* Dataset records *
----

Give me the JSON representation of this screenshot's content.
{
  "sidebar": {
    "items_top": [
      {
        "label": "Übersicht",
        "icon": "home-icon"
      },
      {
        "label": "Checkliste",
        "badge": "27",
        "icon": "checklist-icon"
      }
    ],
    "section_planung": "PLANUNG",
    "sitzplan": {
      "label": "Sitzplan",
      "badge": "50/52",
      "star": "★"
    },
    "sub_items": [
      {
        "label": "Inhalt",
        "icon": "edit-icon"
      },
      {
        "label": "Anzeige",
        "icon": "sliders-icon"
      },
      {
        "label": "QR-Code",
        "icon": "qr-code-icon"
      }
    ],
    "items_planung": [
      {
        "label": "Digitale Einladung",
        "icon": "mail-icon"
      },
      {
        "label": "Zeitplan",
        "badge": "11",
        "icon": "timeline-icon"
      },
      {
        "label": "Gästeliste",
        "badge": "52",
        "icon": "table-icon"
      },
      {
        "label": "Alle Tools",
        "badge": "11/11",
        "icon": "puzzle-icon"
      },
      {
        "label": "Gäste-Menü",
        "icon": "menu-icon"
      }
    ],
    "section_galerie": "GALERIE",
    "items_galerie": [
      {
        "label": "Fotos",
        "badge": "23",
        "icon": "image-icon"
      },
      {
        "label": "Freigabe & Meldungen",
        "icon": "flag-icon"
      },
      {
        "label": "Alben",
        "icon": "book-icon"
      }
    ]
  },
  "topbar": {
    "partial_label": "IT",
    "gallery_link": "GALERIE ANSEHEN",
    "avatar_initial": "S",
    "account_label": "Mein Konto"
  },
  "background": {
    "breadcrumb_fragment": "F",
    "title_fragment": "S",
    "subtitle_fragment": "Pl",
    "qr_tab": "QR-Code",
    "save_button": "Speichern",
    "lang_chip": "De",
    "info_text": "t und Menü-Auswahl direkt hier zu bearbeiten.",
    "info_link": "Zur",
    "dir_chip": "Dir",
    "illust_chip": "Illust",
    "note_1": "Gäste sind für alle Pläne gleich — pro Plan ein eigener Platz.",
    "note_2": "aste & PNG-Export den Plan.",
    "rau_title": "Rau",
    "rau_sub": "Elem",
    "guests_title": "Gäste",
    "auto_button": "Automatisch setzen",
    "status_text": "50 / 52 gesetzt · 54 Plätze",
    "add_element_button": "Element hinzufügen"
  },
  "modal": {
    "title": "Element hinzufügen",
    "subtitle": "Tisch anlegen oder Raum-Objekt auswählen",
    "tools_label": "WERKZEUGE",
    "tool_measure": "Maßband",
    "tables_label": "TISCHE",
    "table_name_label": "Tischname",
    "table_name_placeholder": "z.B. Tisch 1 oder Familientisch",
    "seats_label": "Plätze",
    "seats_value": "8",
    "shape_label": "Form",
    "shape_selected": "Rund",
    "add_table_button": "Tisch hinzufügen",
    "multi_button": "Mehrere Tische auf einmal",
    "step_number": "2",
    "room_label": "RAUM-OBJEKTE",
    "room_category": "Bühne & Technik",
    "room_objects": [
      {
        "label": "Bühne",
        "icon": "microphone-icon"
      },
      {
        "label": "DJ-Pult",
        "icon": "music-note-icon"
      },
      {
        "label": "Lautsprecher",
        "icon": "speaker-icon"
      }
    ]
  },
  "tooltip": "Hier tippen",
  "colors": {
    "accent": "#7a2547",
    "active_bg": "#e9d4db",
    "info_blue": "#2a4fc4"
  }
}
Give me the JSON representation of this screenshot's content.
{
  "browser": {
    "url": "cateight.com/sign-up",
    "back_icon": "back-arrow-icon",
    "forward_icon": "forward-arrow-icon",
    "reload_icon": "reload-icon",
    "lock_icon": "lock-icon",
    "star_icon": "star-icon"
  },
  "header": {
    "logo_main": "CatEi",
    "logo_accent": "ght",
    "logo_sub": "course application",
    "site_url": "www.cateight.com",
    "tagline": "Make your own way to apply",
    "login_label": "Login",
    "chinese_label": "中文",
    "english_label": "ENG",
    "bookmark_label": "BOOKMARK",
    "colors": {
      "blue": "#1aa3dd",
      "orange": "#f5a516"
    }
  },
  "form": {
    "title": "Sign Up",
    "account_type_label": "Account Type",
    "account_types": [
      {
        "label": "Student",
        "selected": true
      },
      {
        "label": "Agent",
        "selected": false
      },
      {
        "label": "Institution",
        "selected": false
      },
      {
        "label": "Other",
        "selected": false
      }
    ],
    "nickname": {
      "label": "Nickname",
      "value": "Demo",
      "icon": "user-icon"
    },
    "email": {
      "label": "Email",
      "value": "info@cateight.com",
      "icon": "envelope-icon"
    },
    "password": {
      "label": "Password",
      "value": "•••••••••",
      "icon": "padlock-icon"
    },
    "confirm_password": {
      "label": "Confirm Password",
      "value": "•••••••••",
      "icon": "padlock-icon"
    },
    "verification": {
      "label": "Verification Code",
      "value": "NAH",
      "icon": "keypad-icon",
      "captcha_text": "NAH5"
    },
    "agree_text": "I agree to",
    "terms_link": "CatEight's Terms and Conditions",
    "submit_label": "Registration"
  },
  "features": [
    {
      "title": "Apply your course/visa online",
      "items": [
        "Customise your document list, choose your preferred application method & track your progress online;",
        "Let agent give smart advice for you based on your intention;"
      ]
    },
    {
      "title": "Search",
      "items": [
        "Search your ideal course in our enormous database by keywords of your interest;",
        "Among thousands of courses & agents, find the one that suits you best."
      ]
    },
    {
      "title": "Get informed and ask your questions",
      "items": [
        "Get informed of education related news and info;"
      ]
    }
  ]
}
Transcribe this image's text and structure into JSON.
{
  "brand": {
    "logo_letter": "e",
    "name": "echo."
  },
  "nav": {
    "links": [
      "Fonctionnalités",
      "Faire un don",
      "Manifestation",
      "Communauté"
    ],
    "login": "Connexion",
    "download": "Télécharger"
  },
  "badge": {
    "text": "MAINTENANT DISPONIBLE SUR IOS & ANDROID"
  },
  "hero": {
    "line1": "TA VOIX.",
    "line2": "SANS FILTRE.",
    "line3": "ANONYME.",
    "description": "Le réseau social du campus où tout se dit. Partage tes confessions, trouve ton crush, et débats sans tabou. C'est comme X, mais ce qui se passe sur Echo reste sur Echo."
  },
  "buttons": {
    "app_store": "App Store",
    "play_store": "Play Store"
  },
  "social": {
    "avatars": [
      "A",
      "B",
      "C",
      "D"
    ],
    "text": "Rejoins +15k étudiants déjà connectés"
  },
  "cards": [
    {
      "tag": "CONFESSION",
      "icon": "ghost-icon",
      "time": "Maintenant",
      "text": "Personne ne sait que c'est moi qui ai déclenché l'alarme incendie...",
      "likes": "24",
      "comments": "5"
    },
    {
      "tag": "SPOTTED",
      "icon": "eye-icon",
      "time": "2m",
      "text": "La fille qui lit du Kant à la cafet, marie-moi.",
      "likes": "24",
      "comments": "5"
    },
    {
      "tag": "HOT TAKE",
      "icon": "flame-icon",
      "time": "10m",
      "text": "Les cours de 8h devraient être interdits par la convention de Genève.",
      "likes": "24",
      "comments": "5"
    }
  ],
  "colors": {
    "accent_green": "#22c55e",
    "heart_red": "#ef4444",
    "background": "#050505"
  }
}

----

* Exercise directions *
Tally the lines of the records holding the word "Element", then give only the resulting number.

* The result *
2